> _Data items_
....................
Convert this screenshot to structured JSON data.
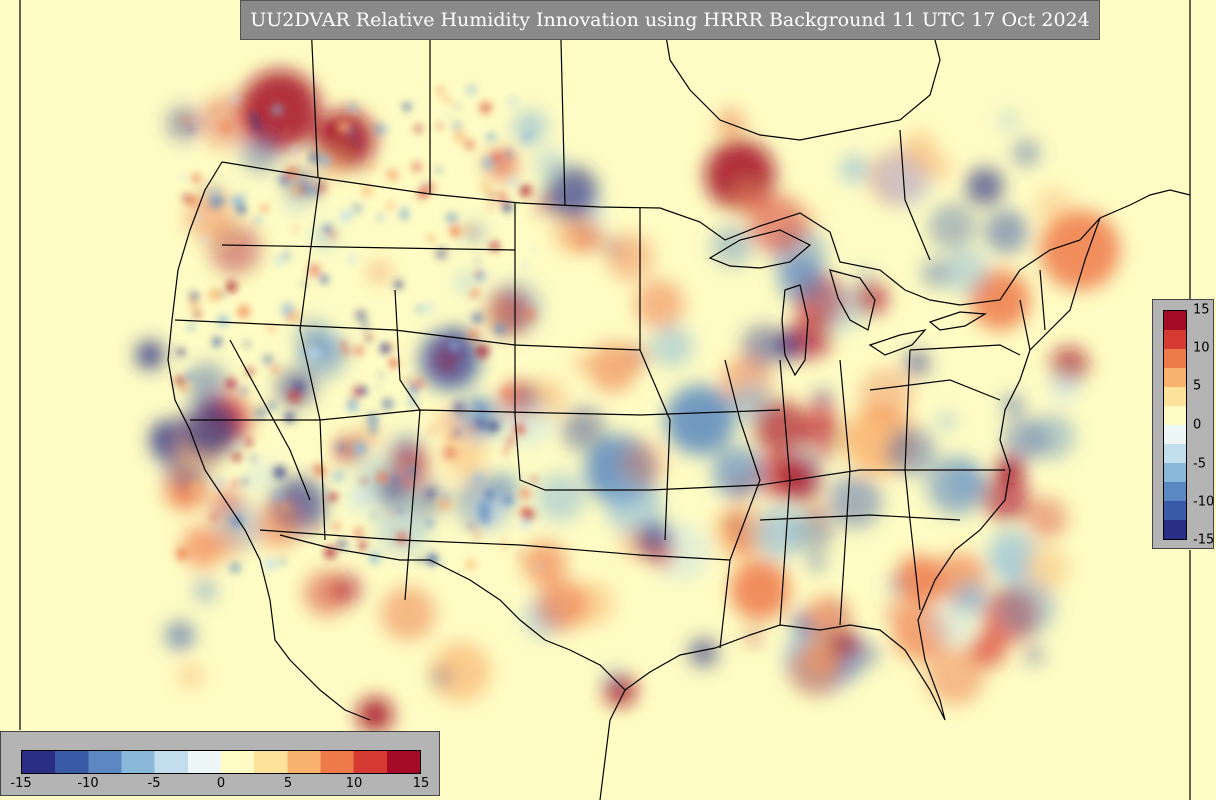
{
  "title": "UU2DVAR Relative Humidity Innovation using HRRR Background 11 UTC 17 Oct 2024",
  "colorbar": {
    "ticks": [
      "15",
      "10",
      "5",
      "0",
      "-5",
      "-10",
      "-15"
    ],
    "ticks_h": [
      "-15",
      "-10",
      "-5",
      "0",
      "5",
      "10",
      "15"
    ],
    "range": [
      -15,
      15
    ],
    "colors": [
      "#2a2f85",
      "#3a59a6",
      "#5b88c0",
      "#8ab8d9",
      "#c2deec",
      "#eef7f7",
      "#fefcc4",
      "#fde29a",
      "#f9b26e",
      "#ee7a4b",
      "#d63b33",
      "#a50a27"
    ]
  },
  "colors": {
    "background": "#fefcc4",
    "panel": "#b4b4b4",
    "title_box": "#8a8a8a"
  }
}
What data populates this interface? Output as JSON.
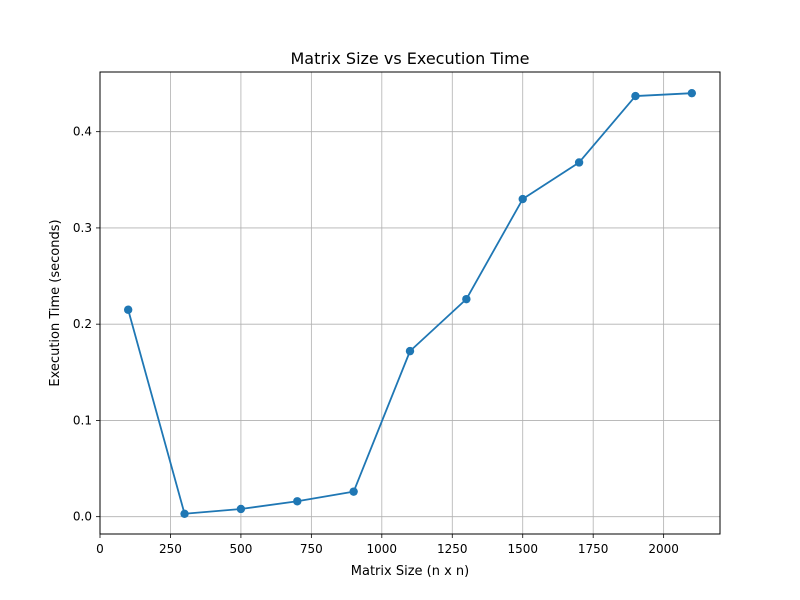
{
  "chart_data": {
    "type": "line",
    "title": "Matrix Size vs Execution Time",
    "xlabel": "Matrix Size (n x n)",
    "ylabel": "Execution Time (seconds)",
    "x": [
      100,
      300,
      500,
      700,
      900,
      1100,
      1300,
      1500,
      1700,
      1900,
      2100
    ],
    "series": [
      {
        "values": [
          0.215,
          0.003,
          0.008,
          0.016,
          0.026,
          0.172,
          0.226,
          0.33,
          0.368,
          0.437,
          0.44
        ],
        "color": "#1f77b4",
        "marker": "circle"
      }
    ],
    "xlim": [
      0,
      2200
    ],
    "ylim": [
      -0.018,
      0.462
    ],
    "xticks": [
      0,
      250,
      500,
      750,
      1000,
      1250,
      1500,
      1750,
      2000
    ],
    "xtick_labels": [
      "0",
      "250",
      "500",
      "750",
      "1000",
      "1250",
      "1500",
      "1750",
      "2000"
    ],
    "yticks": [
      0.0,
      0.1,
      0.2,
      0.3,
      0.4
    ],
    "ytick_labels": [
      "0.0",
      "0.1",
      "0.2",
      "0.3",
      "0.4"
    ],
    "grid": true,
    "grid_color": "#b0b0b0",
    "legend": false
  }
}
....................
> _Stated problem_
Extract every line above containing the word "Execution".

> _Exercise response_
    "title": "Matrix Size vs Execution Time",
    "ylabel": "Execution Time (seconds)",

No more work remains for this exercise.